**Task directions:** Your task is to repeat the entries word for word while leaving out the pictures.
-------- Given records
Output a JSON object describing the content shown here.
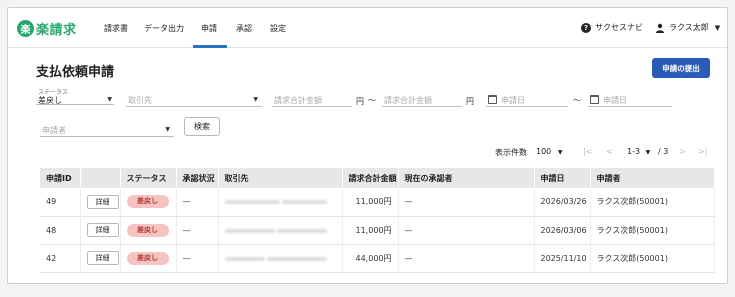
{
  "app": {
    "logo_mark": "楽",
    "logo_text": "楽請求"
  },
  "nav": {
    "items": [
      {
        "label": "請求書"
      },
      {
        "label": "データ出力"
      },
      {
        "label": "申請"
      },
      {
        "label": "承認"
      },
      {
        "label": "設定"
      }
    ],
    "active_index": 2,
    "help_label": "サクセスナビ",
    "user_label": "ラクス太郎"
  },
  "page": {
    "title": "支払依頼申請",
    "submit_label": "申請の提出"
  },
  "filters": {
    "status_label": "ステータス",
    "status_value": "差戻し",
    "partner_placeholder": "取引先",
    "amount_from_placeholder": "請求合計金額",
    "amount_unit": "円",
    "range_sep": "〜",
    "amount_to_placeholder": "請求合計金額",
    "amount_unit_2": "円",
    "date_from_placeholder": "申請日",
    "date_sep": "〜",
    "date_to_placeholder": "申請日",
    "applicant_placeholder": "申請者",
    "search_label": "検索"
  },
  "pagination": {
    "per_page_label": "表示件数",
    "per_page_value": "100",
    "first": "|<",
    "prev": "<",
    "range": "1-3",
    "of": "/ 3",
    "next": ">",
    "last": ">|"
  },
  "table": {
    "headers": [
      "申請ID",
      "",
      "ステータス",
      "承認状況",
      "取引先",
      "請求合計金額",
      "現在の承認者",
      "申請日",
      "申請者"
    ],
    "rows": [
      {
        "id": "49",
        "detail": "詳細",
        "status": "差戻し",
        "approval": "—",
        "partner_blurred": true,
        "amount": "11,000円",
        "approver": "—",
        "date": "2026/03/26",
        "applicant": "ラクス次郎(50001)"
      },
      {
        "id": "48",
        "detail": "詳細",
        "status": "差戻し",
        "approval": "—",
        "partner_blurred": true,
        "amount": "11,000円",
        "approver": "—",
        "date": "2026/03/06",
        "applicant": "ラクス次郎(50001)"
      },
      {
        "id": "42",
        "detail": "詳細",
        "status": "差戻し",
        "approval": "—",
        "partner_blurred": true,
        "amount": "44,000円",
        "approver": "—",
        "date": "2025/11/10",
        "applicant": "ラクス次郎(50001)"
      }
    ]
  },
  "colors": {
    "brand": "#27a86f",
    "accent": "#2a5bb8",
    "badge_bg": "#f6c3c3",
    "badge_text": "#b3352f"
  },
  "icons": [
    "help-icon",
    "user-icon",
    "calendar-icon",
    "chevron-down-icon"
  ]
}
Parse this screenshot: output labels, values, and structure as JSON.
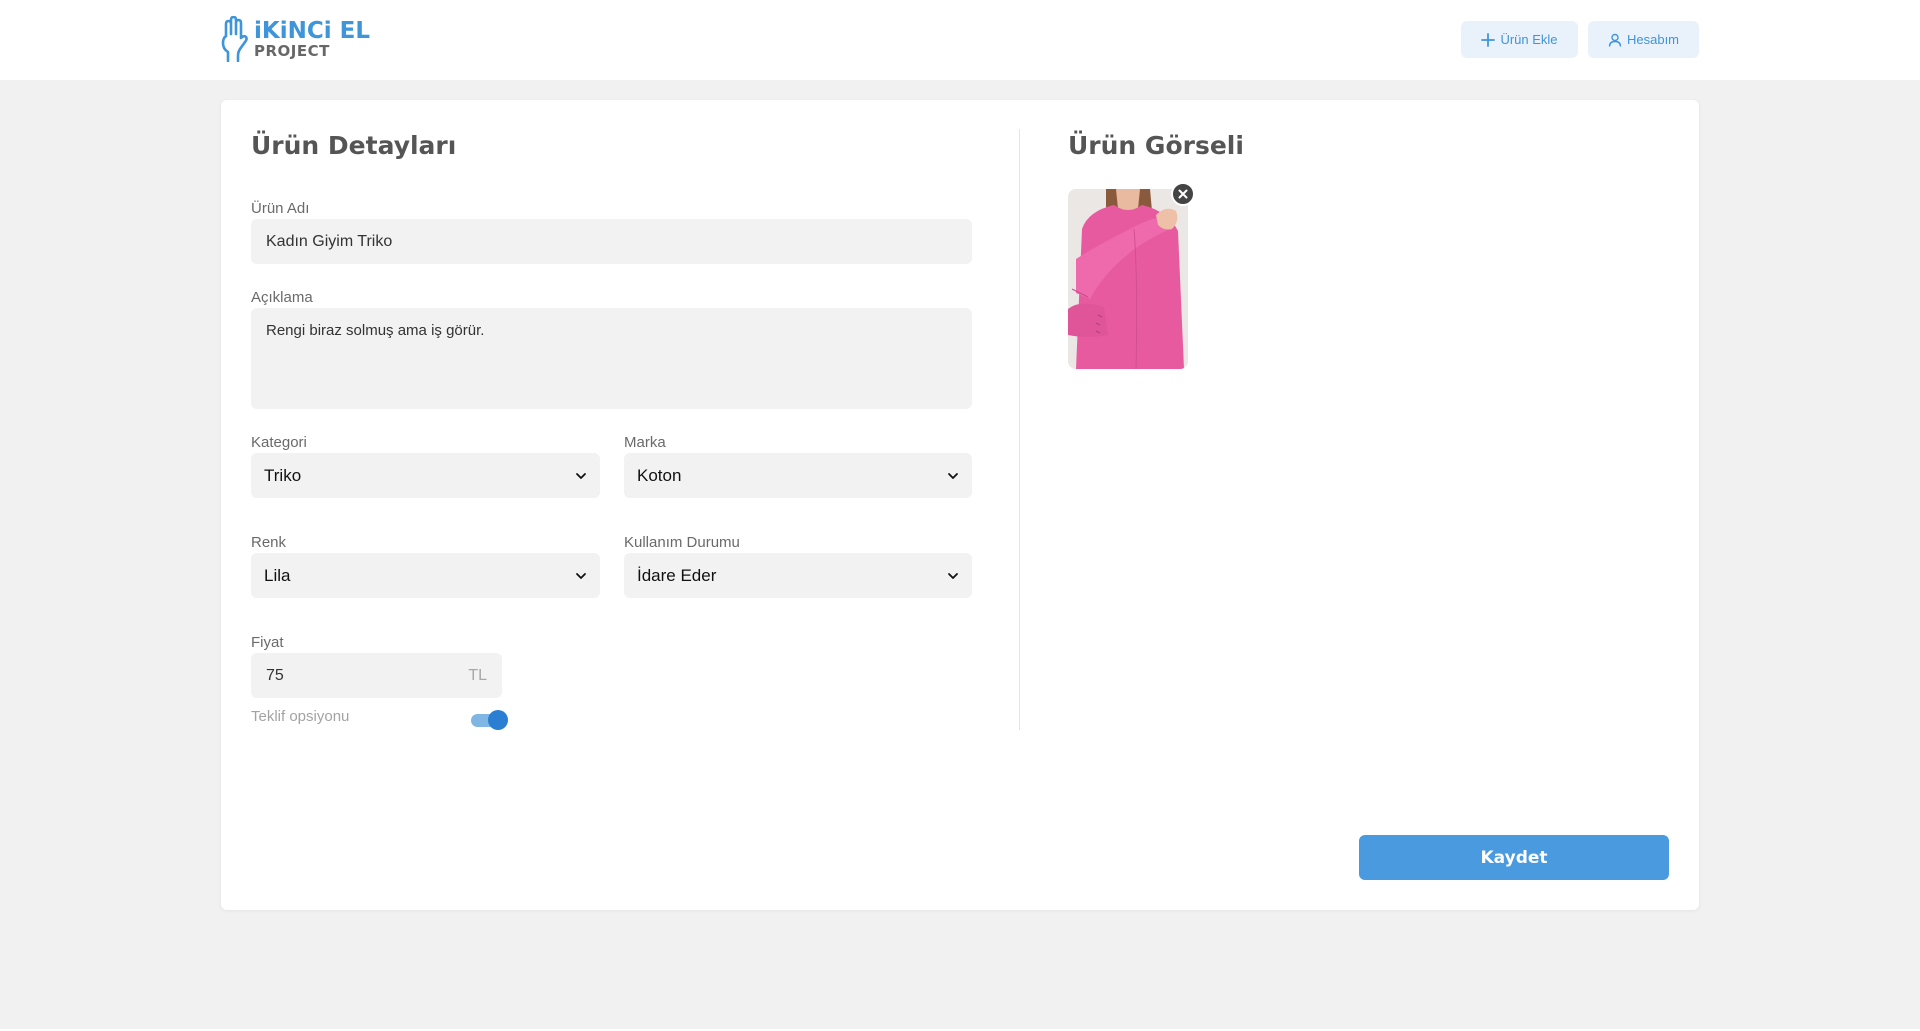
----------------
**Finished task:**
Output a JSON object describing the content shown here.
{
  "app": {
    "logo_mark": "楽",
    "logo_text": "楽請求"
  },
  "nav": {
    "items": [
      {
        "label": "請求書"
      },
      {
        "label": "データ出力"
      },
      {
        "label": "申請"
      },
      {
        "label": "承認"
      },
      {
        "label": "設定"
      }
    ],
    "active_index": 2,
    "help_label": "サクセスナビ",
    "user_label": "ラクス太郎"
  },
  "page": {
    "title": "支払依頼申請",
    "submit_label": "申請の提出"
  },
  "filters": {
    "status_label": "ステータス",
    "status_value": "差戻し",
    "partner_placeholder": "取引先",
    "amount_from_placeholder": "請求合計金額",
    "amount_unit": "円",
    "range_sep": "〜",
    "amount_to_placeholder": "請求合計金額",
    "amount_unit_2": "円",
    "date_from_placeholder": "申請日",
    "date_sep": "〜",
    "date_to_placeholder": "申請日",
    "applicant_placeholder": "申請者",
    "search_label": "検索"
  },
  "pagination": {
    "per_page_label": "表示件数",
    "per_page_value": "100",
    "first": "|<",
    "prev": "<",
    "range": "1-3",
    "of": "/ 3",
    "next": ">",
    "last": ">|"
  },
  "table": {
    "headers": [
      "申請ID",
      "",
      "ステータス",
      "承認状況",
      "取引先",
      "請求合計金額",
      "現在の承認者",
      "申請日",
      "申請者"
    ],
    "rows": [
      {
        "id": "49",
        "detail": "詳細",
        "status": "差戻し",
        "approval": "—",
        "partner_blurred": true,
        "amount": "11,000円",
        "approver": "—",
        "date": "2026/03/26",
        "applicant": "ラクス次郎(50001)"
      },
      {
        "id": "48",
        "detail": "詳細",
        "status": "差戻し",
        "approval": "—",
        "partner_blurred": true,
        "amount": "11,000円",
        "approver": "—",
        "date": "2026/03/06",
        "applicant": "ラクス次郎(50001)"
      },
      {
        "id": "42",
        "detail": "詳細",
        "status": "差戻し",
        "approval": "—",
        "partner_blurred": true,
        "amount": "44,000円",
        "approver": "—",
        "date": "2025/11/10",
        "applicant": "ラクス次郎(50001)"
      }
    ]
  },
  "colors": {
    "brand": "#27a86f",
    "accent": "#2a5bb8",
    "badge_bg": "#f6c3c3",
    "badge_text": "#b3352f"
  },
  "icons": [
    "help-icon",
    "user-icon",
    "calendar-icon",
    "chevron-down-icon"
  ]
}
Parse this screenshot: output labels, values, and structure as JSON.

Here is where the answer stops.